• _EXERCISE_: Here are some records; copy every line that holds the word "interaction".

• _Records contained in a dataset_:
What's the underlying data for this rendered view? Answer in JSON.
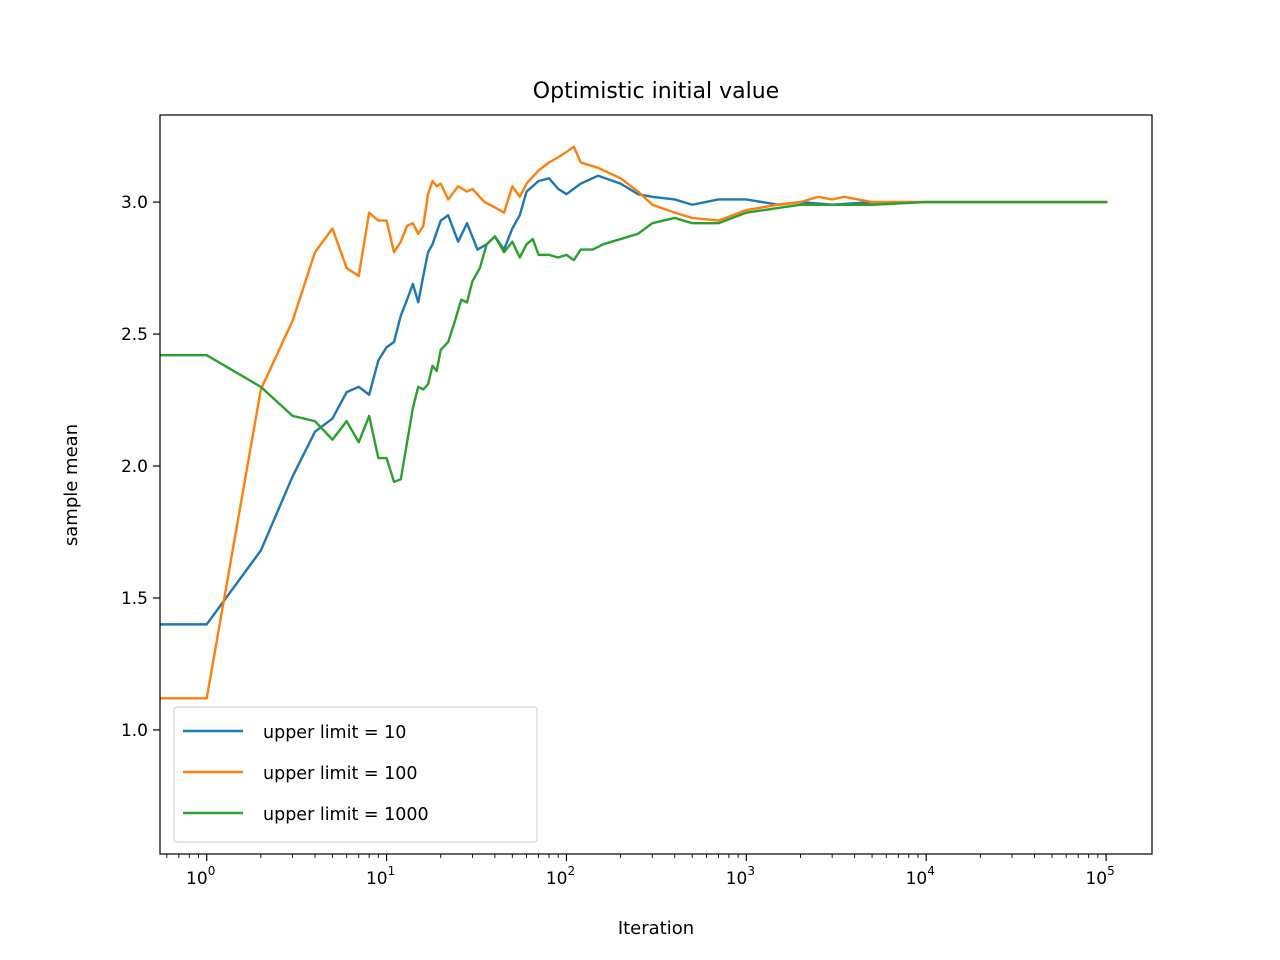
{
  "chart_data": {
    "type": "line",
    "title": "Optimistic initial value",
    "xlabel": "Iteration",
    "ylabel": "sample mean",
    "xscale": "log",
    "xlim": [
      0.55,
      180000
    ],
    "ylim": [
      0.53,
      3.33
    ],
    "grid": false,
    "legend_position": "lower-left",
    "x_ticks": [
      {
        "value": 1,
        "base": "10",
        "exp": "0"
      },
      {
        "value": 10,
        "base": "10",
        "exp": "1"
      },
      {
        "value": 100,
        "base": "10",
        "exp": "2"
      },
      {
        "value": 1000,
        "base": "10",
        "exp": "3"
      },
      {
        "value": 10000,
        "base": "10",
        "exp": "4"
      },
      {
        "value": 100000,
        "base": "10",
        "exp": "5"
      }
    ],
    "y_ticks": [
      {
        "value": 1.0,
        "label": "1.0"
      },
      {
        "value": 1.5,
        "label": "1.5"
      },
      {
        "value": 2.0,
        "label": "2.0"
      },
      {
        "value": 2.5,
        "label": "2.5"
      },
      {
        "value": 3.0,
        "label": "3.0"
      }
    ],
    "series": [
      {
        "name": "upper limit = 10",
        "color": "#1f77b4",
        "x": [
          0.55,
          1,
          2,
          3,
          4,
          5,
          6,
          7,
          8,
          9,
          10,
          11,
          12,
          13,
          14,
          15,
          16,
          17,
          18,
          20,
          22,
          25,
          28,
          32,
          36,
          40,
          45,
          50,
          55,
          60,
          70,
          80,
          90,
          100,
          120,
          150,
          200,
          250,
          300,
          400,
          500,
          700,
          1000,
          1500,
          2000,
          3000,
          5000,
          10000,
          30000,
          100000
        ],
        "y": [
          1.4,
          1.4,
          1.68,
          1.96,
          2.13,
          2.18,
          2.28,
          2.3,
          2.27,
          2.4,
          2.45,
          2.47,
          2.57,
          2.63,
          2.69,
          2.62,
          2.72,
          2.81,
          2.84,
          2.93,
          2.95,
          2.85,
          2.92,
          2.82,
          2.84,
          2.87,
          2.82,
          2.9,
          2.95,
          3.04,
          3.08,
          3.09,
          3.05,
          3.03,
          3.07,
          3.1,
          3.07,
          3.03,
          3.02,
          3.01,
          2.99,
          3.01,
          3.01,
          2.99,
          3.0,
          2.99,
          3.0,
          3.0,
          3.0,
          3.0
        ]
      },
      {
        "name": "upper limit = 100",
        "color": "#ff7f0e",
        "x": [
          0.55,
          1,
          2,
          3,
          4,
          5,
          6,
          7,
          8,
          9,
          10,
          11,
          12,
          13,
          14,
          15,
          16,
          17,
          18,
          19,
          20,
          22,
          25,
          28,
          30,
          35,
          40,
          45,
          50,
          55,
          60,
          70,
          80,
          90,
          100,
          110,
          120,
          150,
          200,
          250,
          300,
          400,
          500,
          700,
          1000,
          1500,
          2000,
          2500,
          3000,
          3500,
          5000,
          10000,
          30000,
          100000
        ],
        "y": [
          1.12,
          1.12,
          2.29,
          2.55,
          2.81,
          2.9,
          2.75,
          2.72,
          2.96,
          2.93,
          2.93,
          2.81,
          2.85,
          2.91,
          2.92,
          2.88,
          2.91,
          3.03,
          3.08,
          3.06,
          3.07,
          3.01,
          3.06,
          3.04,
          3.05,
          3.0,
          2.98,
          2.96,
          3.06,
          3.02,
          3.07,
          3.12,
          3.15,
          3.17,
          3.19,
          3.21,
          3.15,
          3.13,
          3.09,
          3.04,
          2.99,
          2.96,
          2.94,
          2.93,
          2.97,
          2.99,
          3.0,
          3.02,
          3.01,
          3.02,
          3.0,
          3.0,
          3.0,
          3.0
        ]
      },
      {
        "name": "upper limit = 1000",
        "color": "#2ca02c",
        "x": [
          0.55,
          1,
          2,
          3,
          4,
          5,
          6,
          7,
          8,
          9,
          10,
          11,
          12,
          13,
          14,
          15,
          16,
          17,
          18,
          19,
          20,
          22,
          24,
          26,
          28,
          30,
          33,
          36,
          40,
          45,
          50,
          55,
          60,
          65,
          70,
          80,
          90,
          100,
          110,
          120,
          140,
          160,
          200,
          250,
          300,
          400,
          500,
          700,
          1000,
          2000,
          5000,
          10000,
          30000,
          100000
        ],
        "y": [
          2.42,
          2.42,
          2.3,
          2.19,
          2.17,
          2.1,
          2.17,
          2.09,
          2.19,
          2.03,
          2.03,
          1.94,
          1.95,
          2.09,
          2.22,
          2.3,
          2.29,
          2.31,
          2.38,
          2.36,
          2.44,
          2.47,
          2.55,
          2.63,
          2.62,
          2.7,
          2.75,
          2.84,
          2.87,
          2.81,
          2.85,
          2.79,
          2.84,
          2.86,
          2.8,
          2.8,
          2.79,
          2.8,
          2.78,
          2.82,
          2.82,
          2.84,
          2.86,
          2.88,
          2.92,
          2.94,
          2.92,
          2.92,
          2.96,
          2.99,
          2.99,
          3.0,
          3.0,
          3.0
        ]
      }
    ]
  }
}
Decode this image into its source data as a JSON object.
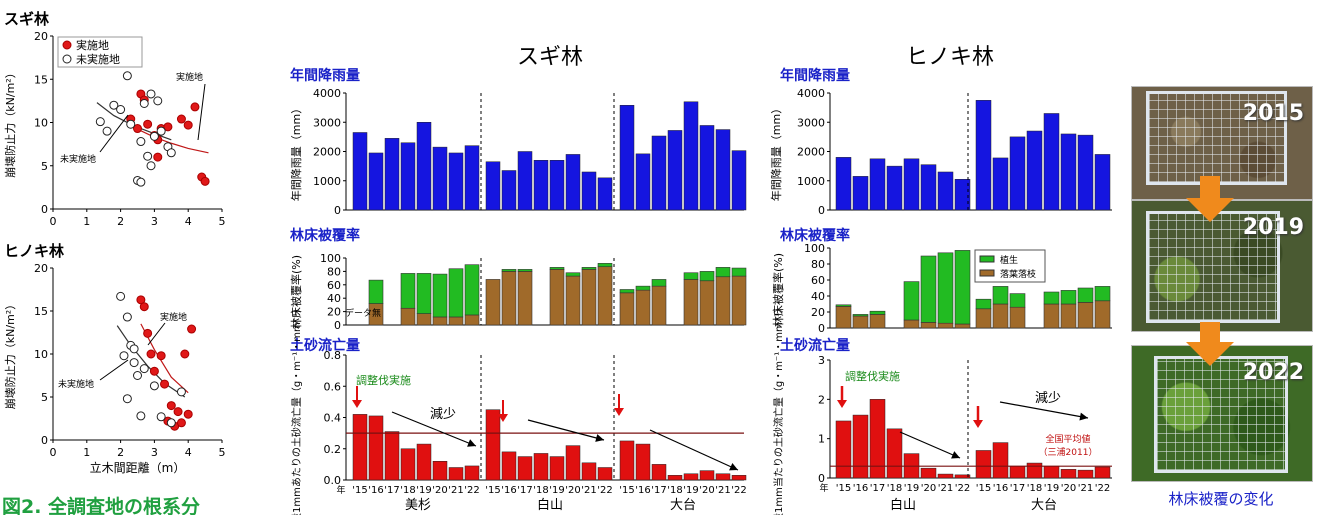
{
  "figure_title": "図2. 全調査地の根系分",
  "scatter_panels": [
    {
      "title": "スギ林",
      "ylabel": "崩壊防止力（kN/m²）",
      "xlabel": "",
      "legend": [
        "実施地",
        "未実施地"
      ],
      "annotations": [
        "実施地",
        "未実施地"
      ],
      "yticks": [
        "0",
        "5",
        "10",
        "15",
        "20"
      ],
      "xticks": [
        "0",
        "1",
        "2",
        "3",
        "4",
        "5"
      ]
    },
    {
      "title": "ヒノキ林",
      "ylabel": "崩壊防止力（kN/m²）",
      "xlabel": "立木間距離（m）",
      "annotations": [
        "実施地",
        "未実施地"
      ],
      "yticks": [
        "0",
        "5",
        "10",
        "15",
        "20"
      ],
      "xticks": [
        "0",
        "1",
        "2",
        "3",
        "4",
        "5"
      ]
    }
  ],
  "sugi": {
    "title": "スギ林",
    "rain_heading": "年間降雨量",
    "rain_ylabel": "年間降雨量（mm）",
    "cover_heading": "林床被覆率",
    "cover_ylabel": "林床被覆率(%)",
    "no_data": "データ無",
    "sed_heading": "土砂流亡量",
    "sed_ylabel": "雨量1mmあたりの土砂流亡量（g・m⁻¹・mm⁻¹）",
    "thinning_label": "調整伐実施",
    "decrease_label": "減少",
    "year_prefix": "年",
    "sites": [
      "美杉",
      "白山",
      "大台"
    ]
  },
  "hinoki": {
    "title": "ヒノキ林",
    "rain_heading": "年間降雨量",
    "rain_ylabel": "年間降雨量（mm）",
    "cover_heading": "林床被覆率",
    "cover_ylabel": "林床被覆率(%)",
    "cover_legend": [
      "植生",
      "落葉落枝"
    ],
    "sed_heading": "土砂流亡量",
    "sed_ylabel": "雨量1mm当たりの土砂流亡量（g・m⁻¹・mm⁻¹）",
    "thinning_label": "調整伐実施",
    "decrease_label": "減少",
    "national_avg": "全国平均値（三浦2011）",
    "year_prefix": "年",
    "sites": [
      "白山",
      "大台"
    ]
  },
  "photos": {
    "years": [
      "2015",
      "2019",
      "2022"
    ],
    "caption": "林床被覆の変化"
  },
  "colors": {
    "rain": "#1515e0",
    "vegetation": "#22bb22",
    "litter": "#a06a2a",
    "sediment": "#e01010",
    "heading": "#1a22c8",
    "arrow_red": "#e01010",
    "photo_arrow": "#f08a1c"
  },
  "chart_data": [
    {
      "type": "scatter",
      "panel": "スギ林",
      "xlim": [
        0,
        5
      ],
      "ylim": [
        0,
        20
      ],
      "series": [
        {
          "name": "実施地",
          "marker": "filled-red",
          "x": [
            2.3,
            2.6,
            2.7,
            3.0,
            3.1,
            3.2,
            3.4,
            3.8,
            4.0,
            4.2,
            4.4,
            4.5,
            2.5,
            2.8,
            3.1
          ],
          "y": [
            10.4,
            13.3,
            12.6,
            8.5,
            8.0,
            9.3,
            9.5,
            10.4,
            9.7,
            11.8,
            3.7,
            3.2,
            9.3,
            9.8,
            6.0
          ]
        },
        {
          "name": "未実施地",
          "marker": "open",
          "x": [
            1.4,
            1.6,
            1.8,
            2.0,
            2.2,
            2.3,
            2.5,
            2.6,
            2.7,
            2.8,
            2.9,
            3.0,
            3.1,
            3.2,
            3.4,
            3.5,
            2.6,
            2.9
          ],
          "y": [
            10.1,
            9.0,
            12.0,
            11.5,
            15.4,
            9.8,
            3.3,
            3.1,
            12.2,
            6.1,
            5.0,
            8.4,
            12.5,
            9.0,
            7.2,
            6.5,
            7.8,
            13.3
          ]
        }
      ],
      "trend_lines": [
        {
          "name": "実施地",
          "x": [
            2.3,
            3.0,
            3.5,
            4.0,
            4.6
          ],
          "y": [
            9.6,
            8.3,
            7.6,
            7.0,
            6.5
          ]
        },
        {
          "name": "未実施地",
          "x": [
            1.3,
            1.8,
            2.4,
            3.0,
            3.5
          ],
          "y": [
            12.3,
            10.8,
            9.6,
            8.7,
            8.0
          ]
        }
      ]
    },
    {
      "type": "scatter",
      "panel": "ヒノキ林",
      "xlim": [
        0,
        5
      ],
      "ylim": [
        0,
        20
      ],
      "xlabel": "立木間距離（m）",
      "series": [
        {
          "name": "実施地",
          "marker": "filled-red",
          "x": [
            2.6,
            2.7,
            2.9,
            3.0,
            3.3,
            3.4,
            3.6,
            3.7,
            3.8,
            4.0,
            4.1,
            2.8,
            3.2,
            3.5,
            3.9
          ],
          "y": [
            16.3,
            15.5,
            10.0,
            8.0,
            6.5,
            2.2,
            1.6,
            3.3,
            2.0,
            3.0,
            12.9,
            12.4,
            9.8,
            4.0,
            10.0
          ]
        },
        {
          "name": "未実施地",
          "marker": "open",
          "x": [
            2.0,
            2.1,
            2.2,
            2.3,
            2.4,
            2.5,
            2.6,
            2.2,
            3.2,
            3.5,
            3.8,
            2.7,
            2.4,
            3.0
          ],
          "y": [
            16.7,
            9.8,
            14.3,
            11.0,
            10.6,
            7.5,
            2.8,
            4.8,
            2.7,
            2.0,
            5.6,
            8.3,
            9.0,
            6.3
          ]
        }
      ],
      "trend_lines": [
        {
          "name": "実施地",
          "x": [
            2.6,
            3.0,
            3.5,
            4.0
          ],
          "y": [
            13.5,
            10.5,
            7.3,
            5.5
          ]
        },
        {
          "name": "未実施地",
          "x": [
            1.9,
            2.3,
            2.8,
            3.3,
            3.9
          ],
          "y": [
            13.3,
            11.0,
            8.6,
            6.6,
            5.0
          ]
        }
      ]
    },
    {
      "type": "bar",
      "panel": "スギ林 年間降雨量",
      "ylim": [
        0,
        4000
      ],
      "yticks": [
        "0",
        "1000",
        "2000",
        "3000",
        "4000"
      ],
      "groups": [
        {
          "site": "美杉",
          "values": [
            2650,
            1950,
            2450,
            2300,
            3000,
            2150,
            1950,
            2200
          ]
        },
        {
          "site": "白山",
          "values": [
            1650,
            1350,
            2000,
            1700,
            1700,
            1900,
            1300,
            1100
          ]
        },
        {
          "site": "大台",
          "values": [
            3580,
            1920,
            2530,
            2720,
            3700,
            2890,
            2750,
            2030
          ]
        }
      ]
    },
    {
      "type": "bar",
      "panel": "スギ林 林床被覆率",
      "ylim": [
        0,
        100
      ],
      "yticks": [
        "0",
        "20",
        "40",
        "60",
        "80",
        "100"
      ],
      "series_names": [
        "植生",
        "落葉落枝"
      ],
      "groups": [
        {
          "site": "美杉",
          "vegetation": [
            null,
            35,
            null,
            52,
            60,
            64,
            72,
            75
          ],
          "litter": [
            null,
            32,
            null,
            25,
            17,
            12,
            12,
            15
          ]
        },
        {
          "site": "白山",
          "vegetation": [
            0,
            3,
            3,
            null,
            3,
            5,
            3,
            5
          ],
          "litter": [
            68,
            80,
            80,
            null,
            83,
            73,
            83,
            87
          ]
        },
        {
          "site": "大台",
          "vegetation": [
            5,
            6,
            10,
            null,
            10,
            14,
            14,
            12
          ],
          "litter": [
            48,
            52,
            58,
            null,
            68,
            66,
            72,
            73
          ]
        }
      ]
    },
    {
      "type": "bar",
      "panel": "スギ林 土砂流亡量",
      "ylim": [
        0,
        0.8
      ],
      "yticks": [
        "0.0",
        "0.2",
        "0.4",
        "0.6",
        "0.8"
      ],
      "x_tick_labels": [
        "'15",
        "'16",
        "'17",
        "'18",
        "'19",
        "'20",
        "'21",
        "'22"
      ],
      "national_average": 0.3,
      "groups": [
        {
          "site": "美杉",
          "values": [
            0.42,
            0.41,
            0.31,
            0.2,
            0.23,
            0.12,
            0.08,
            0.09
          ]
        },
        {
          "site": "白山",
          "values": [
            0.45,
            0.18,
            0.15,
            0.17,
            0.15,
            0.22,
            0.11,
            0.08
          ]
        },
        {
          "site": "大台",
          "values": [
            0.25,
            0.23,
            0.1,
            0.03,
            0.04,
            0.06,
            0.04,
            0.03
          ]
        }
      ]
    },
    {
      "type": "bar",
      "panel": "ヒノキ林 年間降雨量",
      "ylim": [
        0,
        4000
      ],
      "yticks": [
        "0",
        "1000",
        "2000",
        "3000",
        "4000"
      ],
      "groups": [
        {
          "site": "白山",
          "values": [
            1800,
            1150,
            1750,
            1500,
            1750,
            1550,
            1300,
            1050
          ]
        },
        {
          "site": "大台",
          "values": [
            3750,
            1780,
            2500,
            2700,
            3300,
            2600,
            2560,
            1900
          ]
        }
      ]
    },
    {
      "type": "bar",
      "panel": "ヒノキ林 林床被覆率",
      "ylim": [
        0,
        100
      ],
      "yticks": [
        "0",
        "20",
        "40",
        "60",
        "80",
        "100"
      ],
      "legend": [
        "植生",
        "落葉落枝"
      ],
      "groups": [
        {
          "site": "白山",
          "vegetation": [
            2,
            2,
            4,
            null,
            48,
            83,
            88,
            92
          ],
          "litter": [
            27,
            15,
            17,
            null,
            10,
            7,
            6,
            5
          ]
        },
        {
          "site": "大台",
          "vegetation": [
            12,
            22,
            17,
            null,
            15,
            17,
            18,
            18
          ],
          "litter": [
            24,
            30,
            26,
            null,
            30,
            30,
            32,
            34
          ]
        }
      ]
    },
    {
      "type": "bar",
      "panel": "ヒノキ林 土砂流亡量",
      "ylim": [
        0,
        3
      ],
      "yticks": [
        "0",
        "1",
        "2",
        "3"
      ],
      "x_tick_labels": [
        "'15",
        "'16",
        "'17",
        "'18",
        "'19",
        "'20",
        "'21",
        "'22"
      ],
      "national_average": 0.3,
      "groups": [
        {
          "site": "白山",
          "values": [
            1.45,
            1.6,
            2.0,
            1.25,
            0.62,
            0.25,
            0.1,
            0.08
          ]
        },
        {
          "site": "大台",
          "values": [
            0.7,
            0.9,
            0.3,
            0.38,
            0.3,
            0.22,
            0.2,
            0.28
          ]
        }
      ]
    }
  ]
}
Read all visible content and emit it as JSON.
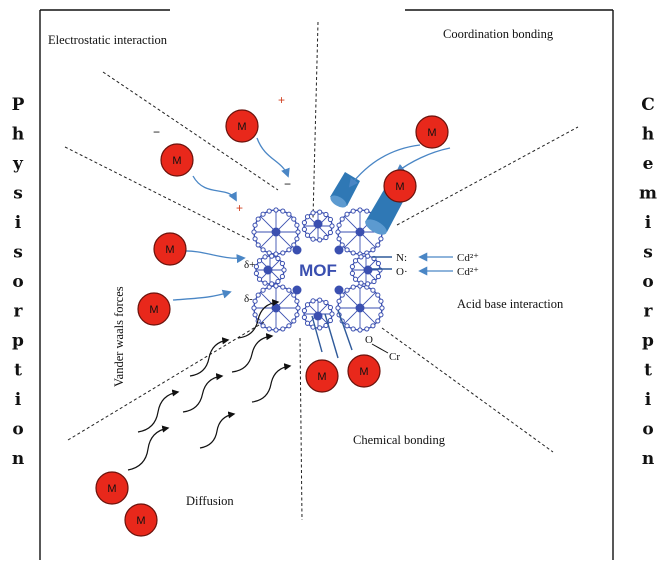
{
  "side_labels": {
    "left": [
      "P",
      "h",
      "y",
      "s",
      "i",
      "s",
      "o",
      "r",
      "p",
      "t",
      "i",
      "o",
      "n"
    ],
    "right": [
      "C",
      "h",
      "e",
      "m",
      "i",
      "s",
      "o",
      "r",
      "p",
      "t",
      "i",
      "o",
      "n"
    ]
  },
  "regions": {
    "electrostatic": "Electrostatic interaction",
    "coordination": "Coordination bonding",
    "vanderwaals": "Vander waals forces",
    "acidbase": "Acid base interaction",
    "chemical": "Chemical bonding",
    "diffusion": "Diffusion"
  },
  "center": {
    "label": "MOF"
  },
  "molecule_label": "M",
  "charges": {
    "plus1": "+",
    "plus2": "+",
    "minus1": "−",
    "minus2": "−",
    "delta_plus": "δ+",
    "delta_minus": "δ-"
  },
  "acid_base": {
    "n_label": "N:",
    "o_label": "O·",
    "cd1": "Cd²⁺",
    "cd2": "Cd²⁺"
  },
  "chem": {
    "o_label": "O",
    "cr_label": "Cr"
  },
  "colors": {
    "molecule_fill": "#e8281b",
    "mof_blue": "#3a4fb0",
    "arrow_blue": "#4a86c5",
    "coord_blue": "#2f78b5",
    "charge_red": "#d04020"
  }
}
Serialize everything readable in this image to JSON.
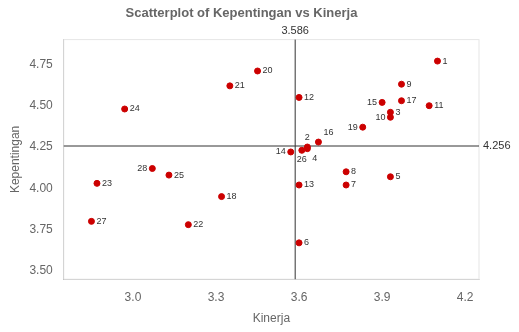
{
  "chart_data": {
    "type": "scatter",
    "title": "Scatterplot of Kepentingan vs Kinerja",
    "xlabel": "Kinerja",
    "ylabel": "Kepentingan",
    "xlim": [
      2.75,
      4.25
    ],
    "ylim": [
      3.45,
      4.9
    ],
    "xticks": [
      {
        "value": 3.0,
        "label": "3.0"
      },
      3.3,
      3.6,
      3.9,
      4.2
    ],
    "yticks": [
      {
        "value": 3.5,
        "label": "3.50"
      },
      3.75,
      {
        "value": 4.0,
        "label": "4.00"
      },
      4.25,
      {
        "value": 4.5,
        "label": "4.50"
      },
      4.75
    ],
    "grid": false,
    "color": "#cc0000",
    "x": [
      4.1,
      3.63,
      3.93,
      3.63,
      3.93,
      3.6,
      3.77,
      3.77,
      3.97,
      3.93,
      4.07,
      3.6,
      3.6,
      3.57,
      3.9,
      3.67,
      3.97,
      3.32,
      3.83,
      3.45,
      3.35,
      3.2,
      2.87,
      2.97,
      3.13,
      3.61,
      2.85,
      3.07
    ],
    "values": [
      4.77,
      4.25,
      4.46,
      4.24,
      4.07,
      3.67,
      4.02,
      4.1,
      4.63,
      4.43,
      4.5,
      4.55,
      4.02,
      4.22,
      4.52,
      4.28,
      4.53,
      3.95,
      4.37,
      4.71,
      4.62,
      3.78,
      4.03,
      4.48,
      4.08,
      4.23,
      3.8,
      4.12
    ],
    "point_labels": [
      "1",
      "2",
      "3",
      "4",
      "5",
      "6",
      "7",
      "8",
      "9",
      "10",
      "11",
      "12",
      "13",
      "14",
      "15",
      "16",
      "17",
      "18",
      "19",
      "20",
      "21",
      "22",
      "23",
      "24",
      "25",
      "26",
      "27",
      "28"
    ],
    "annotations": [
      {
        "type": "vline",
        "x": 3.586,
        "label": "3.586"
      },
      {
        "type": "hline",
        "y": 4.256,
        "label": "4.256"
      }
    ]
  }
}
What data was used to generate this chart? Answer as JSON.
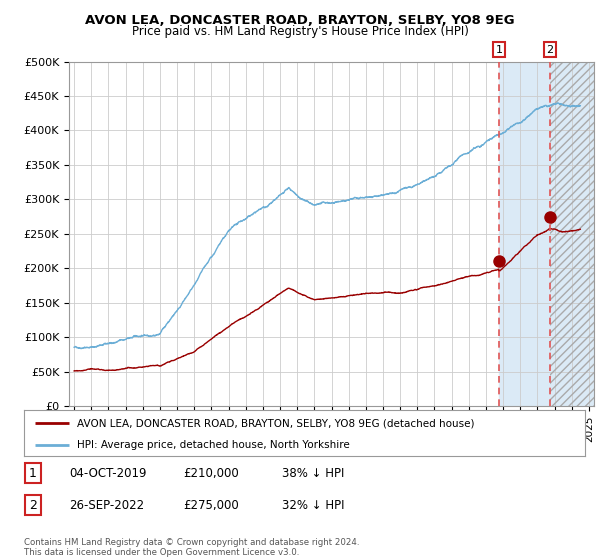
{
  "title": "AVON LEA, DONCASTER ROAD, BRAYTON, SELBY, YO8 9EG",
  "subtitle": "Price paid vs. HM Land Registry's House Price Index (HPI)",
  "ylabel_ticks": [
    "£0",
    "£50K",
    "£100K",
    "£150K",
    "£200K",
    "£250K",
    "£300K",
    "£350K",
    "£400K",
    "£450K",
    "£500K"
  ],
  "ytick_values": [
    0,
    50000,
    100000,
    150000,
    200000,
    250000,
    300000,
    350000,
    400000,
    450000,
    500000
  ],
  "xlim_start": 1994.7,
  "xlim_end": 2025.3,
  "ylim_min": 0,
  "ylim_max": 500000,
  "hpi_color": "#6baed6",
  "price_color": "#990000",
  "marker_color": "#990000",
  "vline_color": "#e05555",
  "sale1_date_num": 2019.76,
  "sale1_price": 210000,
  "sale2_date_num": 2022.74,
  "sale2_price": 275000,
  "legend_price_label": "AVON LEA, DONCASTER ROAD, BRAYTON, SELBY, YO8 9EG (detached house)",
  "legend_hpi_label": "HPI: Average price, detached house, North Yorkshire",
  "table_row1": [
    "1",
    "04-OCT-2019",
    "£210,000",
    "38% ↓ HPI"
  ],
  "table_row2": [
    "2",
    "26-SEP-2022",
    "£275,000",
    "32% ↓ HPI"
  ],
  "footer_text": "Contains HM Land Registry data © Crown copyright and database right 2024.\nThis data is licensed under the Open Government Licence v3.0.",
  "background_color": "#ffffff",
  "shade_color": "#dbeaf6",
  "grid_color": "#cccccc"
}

• _ANSWER IN FULL_:
    "electrostatic": "Electrostatic interaction",
    "acidbase": "Acid base interaction",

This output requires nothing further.